>> Start Extracted records
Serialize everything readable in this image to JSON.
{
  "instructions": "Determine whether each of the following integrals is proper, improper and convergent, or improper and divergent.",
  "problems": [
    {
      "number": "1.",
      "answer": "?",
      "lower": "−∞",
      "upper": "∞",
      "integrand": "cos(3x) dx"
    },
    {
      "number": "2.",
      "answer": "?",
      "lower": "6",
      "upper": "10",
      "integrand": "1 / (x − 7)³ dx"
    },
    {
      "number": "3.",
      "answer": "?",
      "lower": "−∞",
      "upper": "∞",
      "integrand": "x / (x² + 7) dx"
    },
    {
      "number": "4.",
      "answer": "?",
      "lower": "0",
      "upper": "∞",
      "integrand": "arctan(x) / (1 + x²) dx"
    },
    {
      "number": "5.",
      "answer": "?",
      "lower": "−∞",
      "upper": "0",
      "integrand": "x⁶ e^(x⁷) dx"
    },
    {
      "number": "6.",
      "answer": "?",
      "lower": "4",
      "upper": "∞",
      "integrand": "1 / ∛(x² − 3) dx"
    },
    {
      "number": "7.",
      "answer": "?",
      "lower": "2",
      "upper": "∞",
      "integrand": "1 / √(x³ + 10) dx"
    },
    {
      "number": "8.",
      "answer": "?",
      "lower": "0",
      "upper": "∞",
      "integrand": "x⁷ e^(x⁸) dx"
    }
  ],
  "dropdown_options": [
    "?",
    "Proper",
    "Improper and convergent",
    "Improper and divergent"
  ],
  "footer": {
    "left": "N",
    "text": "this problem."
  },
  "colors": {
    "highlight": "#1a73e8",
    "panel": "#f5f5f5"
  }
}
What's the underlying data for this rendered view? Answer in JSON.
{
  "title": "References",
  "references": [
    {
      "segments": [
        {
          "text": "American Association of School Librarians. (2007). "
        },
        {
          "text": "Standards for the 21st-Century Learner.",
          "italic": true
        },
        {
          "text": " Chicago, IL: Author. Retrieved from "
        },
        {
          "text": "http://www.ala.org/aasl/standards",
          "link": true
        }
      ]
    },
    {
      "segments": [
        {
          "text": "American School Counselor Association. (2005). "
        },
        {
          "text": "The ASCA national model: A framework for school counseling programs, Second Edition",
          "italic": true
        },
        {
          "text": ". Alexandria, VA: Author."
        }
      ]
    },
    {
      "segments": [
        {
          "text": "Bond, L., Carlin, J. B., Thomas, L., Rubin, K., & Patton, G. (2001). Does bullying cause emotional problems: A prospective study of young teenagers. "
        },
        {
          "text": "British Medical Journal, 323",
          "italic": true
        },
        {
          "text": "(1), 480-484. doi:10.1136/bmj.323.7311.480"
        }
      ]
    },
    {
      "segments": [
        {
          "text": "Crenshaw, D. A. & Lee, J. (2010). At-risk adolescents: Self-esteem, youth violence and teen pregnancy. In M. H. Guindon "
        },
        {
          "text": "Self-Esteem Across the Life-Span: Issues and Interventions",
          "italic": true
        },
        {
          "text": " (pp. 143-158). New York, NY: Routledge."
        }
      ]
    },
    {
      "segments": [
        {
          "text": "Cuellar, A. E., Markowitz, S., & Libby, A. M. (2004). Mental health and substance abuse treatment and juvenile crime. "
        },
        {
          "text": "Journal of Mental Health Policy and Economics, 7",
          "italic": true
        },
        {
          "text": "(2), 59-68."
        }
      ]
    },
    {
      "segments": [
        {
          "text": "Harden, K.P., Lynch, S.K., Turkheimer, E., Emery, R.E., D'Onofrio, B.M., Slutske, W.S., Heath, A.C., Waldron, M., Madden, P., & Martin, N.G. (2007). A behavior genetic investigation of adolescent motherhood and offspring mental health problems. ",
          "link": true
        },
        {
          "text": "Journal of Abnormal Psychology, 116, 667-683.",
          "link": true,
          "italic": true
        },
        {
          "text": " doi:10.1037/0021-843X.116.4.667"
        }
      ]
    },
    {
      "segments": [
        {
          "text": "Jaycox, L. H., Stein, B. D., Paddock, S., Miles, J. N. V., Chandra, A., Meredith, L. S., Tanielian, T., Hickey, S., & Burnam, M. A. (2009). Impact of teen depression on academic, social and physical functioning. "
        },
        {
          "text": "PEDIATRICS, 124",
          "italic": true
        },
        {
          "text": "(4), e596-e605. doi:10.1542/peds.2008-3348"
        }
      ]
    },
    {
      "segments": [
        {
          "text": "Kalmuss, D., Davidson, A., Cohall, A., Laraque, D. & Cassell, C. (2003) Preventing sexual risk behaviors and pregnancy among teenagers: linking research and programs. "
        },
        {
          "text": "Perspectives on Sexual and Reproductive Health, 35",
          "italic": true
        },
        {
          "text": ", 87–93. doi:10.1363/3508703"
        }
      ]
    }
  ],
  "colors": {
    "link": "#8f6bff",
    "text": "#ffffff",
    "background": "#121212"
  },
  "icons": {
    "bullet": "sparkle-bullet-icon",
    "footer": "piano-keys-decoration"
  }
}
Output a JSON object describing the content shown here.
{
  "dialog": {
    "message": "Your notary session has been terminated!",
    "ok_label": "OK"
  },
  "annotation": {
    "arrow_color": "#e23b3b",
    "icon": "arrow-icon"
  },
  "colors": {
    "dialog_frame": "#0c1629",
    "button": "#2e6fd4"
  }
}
>> End Extracted records
=== Task to carry out ===
Of the lines in the data, how many contain the word "American"? Provide the number and nothing further.

=== Written answer ===
2